[EXERCISE DESCRIPTION]: Extract the text of every entry below exactly; leave images out.

[DATA PROVIDED]:
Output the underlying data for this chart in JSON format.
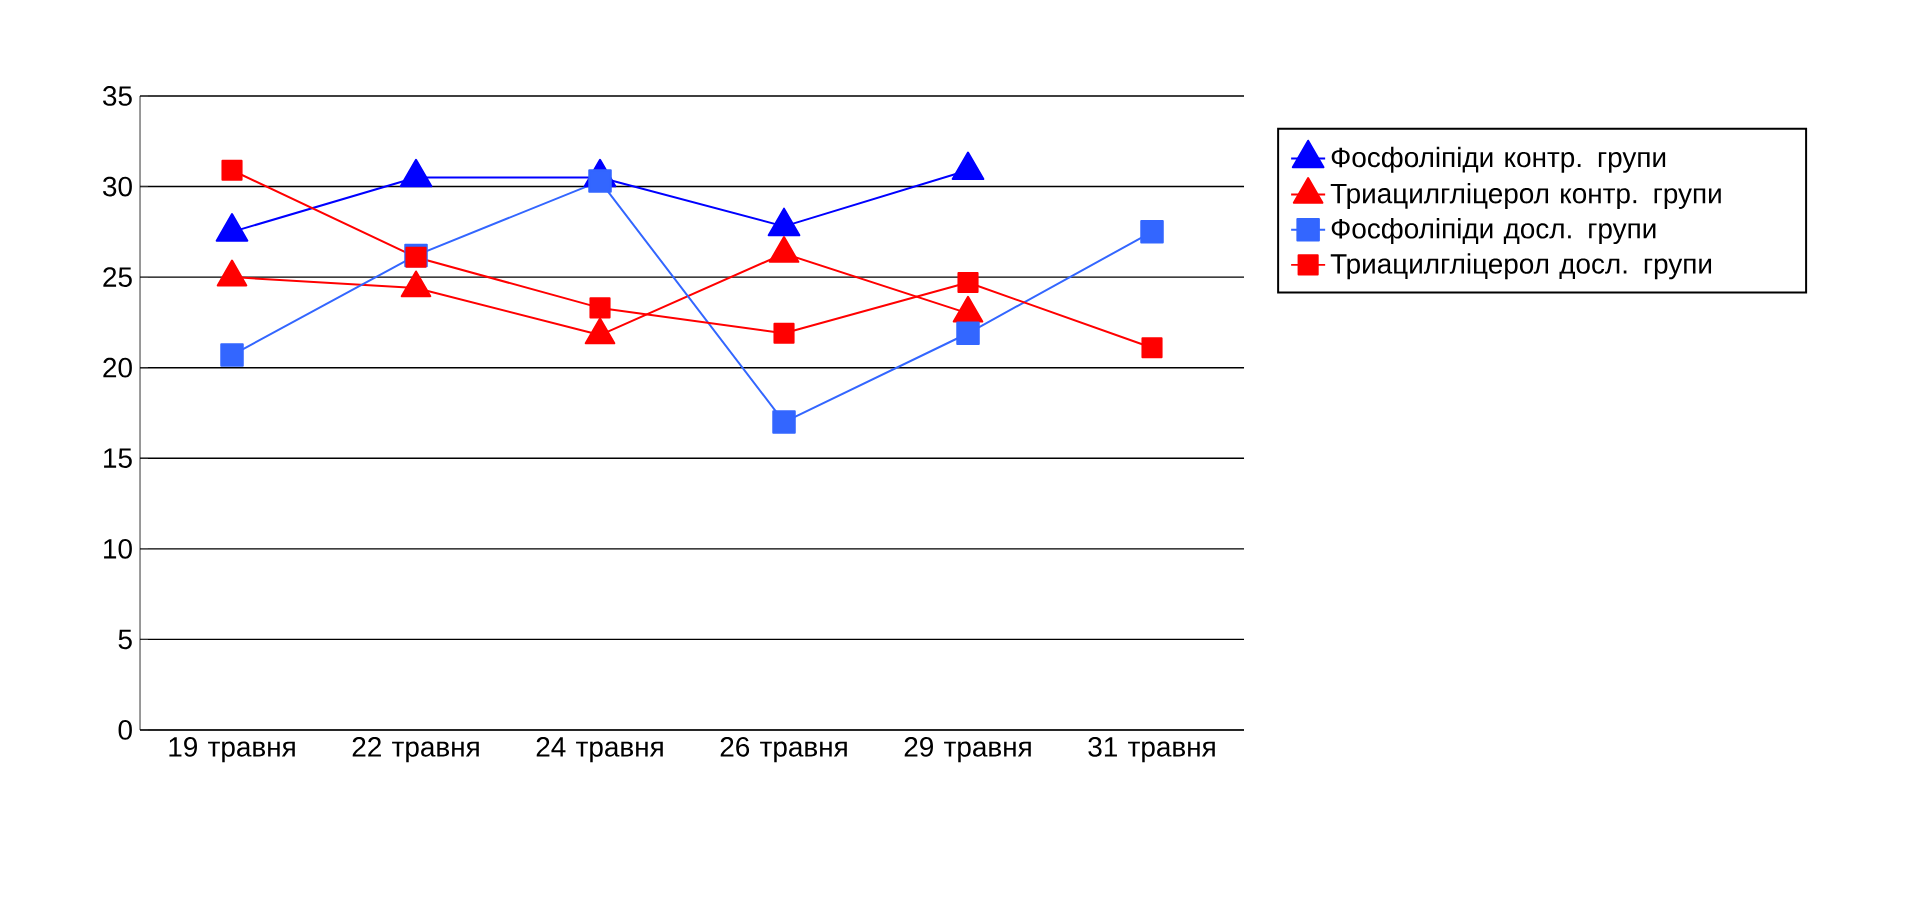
{
  "chart_data": {
    "type": "line",
    "categories": [
      "19 травня",
      "22 травня",
      "24 травня",
      "26 травня",
      "29 травня",
      "31 травня"
    ],
    "series": [
      {
        "name": "Фосфоліпіди контр. групи",
        "color": "#0000ff",
        "marker": "triangle",
        "values": [
          27.5,
          30.5,
          30.5,
          27.8,
          30.9,
          null
        ]
      },
      {
        "name": "Триацилгліцерол контр. групи",
        "color": "#ff0000",
        "marker": "triangle",
        "values": [
          25,
          24.4,
          21.8,
          26.3,
          23,
          null
        ]
      },
      {
        "name": "Фосфоліпіди досл. групи",
        "color": "#3366ff",
        "marker": "square",
        "values": [
          20.7,
          26.2,
          30.3,
          17,
          21.9,
          27.5
        ]
      },
      {
        "name": "Триацилгліцерол досл. групи",
        "color": "#ff0000",
        "marker": "square",
        "values": [
          30.9,
          26.1,
          23.3,
          21.9,
          24.7,
          21.1
        ]
      }
    ],
    "ylim": [
      0,
      35
    ],
    "yticks": [
      0,
      5,
      10,
      15,
      20,
      25,
      30,
      35
    ],
    "grid": "y",
    "legend": "right"
  }
}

[FULL SOLUTION]:
Output the underlying data for this chart in JSON format.
{
  "chart_data": {
    "type": "line",
    "categories": [
      "19 травня",
      "22 травня",
      "24 травня",
      "26 травня",
      "29 травня",
      "31 травня"
    ],
    "series": [
      {
        "name": "Фосфоліпіди контр. групи",
        "color": "#0000ff",
        "marker": "triangle",
        "values": [
          27.5,
          30.5,
          30.5,
          27.8,
          30.9,
          null
        ]
      },
      {
        "name": "Триацилгліцерол контр. групи",
        "color": "#ff0000",
        "marker": "triangle",
        "values": [
          25,
          24.4,
          21.8,
          26.3,
          23,
          null
        ]
      },
      {
        "name": "Фосфоліпіди досл. групи",
        "color": "#3366ff",
        "marker": "square",
        "values": [
          20.7,
          26.2,
          30.3,
          17,
          21.9,
          27.5
        ]
      },
      {
        "name": "Триацилгліцерол досл. групи",
        "color": "#ff0000",
        "marker": "square",
        "values": [
          30.9,
          26.1,
          23.3,
          21.9,
          24.7,
          21.1
        ]
      }
    ],
    "ylim": [
      0,
      35
    ],
    "yticks": [
      0,
      5,
      10,
      15,
      20,
      25,
      30,
      35
    ],
    "grid": "y",
    "legend": "right"
  }
}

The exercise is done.